----- Provided data

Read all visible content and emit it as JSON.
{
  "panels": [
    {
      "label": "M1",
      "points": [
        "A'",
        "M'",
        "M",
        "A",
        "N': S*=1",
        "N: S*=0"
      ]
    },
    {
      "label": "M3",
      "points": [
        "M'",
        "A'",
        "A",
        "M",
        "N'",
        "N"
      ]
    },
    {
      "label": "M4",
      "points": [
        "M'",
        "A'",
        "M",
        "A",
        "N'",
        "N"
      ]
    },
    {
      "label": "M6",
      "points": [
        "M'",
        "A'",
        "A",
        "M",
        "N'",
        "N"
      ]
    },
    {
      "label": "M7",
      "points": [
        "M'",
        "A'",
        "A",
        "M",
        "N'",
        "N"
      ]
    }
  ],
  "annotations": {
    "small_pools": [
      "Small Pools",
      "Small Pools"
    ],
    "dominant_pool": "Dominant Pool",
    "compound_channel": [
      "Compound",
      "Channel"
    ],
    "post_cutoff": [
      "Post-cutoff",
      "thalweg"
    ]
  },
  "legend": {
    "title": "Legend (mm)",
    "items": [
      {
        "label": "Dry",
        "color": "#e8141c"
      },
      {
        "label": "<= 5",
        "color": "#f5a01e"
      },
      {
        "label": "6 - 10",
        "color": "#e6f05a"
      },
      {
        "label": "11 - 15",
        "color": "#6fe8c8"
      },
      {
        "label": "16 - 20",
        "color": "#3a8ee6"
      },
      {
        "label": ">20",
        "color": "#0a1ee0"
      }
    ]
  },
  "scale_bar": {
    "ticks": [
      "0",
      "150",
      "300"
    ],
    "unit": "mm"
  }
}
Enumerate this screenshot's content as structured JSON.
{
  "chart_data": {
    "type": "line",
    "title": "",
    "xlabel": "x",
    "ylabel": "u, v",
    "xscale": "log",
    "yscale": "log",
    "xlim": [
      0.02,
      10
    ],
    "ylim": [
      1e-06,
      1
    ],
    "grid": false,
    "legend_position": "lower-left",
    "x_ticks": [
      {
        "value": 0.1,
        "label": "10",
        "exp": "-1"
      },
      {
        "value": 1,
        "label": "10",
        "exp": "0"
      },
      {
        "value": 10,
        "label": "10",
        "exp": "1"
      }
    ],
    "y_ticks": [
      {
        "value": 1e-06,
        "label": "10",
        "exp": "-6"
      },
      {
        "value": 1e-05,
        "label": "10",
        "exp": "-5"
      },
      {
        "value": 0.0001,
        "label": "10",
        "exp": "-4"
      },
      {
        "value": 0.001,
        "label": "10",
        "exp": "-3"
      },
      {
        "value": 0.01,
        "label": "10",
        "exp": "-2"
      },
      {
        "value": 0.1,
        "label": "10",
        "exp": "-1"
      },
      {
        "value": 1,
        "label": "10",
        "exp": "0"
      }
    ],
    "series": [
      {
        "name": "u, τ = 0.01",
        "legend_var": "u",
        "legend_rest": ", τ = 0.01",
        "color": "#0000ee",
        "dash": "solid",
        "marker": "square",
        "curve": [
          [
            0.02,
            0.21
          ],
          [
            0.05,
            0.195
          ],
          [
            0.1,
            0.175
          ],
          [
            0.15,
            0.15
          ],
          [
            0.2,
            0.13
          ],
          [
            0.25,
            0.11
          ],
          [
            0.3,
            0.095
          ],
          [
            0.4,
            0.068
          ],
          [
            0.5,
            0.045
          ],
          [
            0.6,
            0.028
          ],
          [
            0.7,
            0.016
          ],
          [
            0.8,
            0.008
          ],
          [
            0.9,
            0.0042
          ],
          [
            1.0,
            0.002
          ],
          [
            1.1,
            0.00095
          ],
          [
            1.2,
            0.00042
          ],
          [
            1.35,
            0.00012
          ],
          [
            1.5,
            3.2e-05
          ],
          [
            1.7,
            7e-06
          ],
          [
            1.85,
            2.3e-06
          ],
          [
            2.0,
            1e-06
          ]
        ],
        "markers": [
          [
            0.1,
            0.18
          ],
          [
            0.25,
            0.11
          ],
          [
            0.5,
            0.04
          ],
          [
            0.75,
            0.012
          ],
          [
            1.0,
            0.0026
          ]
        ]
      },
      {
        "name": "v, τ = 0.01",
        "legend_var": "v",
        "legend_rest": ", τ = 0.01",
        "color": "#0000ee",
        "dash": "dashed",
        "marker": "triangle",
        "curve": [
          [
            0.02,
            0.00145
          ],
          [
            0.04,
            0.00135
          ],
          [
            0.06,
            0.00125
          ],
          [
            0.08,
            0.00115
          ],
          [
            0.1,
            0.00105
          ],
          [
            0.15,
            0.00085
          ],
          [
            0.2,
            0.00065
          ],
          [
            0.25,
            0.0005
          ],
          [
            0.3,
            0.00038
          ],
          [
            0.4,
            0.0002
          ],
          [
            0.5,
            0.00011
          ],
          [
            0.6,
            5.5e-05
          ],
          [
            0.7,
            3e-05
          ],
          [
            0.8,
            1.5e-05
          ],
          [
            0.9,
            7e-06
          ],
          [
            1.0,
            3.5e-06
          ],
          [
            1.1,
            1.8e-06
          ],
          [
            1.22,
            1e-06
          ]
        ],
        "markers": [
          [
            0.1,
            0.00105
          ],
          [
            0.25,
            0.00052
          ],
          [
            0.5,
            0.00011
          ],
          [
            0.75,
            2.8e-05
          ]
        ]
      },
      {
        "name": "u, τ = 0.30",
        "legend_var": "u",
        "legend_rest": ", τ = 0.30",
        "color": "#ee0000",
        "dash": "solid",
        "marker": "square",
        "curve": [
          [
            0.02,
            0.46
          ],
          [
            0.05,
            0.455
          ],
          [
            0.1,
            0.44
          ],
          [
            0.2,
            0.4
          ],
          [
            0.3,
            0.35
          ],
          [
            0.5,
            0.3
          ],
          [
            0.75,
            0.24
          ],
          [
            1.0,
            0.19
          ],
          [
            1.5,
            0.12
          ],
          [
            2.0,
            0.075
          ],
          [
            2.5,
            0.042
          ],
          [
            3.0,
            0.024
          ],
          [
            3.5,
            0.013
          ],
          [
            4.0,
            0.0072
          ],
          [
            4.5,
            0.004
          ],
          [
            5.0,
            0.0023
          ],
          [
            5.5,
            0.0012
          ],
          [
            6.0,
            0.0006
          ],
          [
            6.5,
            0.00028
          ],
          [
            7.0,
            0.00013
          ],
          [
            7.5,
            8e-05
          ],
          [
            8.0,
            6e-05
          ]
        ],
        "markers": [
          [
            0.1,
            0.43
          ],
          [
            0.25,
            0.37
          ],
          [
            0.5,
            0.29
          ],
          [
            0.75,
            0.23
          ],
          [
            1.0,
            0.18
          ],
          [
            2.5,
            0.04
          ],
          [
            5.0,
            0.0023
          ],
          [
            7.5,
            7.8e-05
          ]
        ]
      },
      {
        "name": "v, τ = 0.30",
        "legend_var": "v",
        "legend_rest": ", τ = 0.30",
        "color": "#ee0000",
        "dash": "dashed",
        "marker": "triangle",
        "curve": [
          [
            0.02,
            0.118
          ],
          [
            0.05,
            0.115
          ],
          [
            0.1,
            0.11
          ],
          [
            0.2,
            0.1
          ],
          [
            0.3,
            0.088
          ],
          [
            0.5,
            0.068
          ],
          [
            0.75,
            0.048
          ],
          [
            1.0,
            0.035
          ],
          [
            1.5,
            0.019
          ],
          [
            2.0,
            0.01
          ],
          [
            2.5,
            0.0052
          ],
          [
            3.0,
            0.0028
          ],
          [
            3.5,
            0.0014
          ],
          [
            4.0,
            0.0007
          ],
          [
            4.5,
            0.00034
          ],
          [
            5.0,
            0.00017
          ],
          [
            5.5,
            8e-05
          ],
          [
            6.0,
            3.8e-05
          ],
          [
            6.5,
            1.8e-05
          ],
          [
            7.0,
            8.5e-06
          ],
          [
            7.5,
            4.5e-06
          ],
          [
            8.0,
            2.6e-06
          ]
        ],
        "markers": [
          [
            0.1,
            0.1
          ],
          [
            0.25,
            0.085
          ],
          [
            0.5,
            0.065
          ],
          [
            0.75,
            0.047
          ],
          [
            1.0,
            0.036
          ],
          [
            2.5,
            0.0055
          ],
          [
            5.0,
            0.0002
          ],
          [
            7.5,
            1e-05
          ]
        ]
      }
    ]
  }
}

----------

= Challenge =
Tally up the lines in the preceding listing that contain the string "JSON". Respond with the number and nothing else.

= Exercise solution =
2